● **Supplied data**
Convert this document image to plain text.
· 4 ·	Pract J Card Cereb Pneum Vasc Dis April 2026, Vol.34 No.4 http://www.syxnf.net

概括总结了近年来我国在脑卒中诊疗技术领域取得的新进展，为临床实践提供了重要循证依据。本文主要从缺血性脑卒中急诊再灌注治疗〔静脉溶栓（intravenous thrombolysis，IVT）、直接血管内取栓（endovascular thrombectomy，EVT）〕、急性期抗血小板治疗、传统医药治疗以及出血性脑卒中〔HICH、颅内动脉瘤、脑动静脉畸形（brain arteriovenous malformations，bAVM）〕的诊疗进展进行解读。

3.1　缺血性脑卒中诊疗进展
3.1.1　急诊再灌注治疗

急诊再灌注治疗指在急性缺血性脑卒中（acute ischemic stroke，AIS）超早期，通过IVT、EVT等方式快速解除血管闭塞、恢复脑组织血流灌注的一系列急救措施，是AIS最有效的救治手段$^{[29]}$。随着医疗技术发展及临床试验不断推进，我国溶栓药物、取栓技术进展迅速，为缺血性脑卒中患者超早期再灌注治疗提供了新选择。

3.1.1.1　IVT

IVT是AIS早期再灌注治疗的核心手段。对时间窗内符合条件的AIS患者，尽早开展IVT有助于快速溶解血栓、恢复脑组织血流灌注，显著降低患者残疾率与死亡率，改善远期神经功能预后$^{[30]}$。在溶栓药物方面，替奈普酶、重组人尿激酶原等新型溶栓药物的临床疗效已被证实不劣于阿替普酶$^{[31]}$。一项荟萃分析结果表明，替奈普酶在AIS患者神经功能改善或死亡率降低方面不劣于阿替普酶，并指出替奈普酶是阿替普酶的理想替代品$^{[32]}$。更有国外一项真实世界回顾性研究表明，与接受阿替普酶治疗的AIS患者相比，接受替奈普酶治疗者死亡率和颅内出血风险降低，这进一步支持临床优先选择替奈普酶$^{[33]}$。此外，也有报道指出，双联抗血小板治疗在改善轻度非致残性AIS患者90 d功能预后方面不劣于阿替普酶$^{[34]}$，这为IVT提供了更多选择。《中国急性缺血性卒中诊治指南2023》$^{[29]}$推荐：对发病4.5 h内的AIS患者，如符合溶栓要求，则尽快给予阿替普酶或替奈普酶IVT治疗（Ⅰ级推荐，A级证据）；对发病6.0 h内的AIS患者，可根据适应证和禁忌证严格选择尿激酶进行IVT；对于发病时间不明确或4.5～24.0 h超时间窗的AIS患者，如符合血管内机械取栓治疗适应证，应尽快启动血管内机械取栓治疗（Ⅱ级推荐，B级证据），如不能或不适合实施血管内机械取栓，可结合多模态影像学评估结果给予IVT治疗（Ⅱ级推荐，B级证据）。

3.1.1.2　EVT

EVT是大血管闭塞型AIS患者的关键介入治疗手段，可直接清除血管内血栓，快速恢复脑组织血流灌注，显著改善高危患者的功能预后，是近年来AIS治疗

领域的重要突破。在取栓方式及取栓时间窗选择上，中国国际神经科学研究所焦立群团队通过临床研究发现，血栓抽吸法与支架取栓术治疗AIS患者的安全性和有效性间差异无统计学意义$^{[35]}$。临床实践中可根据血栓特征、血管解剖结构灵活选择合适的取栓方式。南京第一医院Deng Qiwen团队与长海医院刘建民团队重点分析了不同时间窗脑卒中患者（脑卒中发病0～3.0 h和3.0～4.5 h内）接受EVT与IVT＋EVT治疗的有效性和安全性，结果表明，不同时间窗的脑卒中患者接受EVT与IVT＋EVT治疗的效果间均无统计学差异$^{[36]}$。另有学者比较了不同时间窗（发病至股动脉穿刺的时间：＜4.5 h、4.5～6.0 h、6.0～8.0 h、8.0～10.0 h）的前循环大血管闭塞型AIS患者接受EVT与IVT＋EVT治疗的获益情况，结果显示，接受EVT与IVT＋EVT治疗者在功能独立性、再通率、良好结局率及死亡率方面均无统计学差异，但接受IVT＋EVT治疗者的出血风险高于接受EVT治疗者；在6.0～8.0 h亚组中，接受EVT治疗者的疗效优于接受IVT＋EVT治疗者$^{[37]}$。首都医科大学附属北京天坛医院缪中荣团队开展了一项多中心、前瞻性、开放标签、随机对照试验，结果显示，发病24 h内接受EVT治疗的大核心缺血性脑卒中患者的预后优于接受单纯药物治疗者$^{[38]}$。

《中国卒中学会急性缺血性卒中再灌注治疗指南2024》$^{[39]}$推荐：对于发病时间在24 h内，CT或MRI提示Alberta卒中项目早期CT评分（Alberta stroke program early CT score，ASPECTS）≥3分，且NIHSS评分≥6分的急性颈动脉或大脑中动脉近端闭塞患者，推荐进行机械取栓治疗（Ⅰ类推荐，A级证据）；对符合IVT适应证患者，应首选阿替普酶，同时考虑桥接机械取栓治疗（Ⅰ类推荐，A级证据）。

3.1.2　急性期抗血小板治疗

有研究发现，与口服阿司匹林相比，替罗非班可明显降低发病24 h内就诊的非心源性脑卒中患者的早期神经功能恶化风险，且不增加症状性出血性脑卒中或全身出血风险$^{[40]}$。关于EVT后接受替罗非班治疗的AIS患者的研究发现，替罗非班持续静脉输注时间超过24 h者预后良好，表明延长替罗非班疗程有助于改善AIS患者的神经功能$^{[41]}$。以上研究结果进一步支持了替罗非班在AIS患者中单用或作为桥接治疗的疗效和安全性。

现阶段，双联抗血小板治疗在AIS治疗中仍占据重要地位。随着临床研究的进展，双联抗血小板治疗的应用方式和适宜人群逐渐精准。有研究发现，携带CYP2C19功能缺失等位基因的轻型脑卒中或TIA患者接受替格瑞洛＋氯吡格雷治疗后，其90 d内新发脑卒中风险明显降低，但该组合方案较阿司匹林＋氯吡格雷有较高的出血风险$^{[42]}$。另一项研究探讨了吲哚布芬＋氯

● **Instructions for the task**
Show the lines of the records that contain the word "急性期抗血小板治疗".

● **Correct answer**
概括总结了近年来我国在脑卒中诊疗技术领域取得的新进展，为临床实践提供了重要循证依据。本文主要从缺血性脑卒中急诊再灌注治疗〔静脉溶栓（intravenous thrombolysis，IVT）、直接血管内取栓（endovascular thrombectomy，EVT）〕、急性期抗血小板治疗、传统医药治疗以及出血性脑卒中〔HICH、颅内动脉瘤、脑动静脉畸形（brain arteriovenous malformations，bAVM）〕的诊疗进展进行解读。
3.1.2　急性期抗血小板治疗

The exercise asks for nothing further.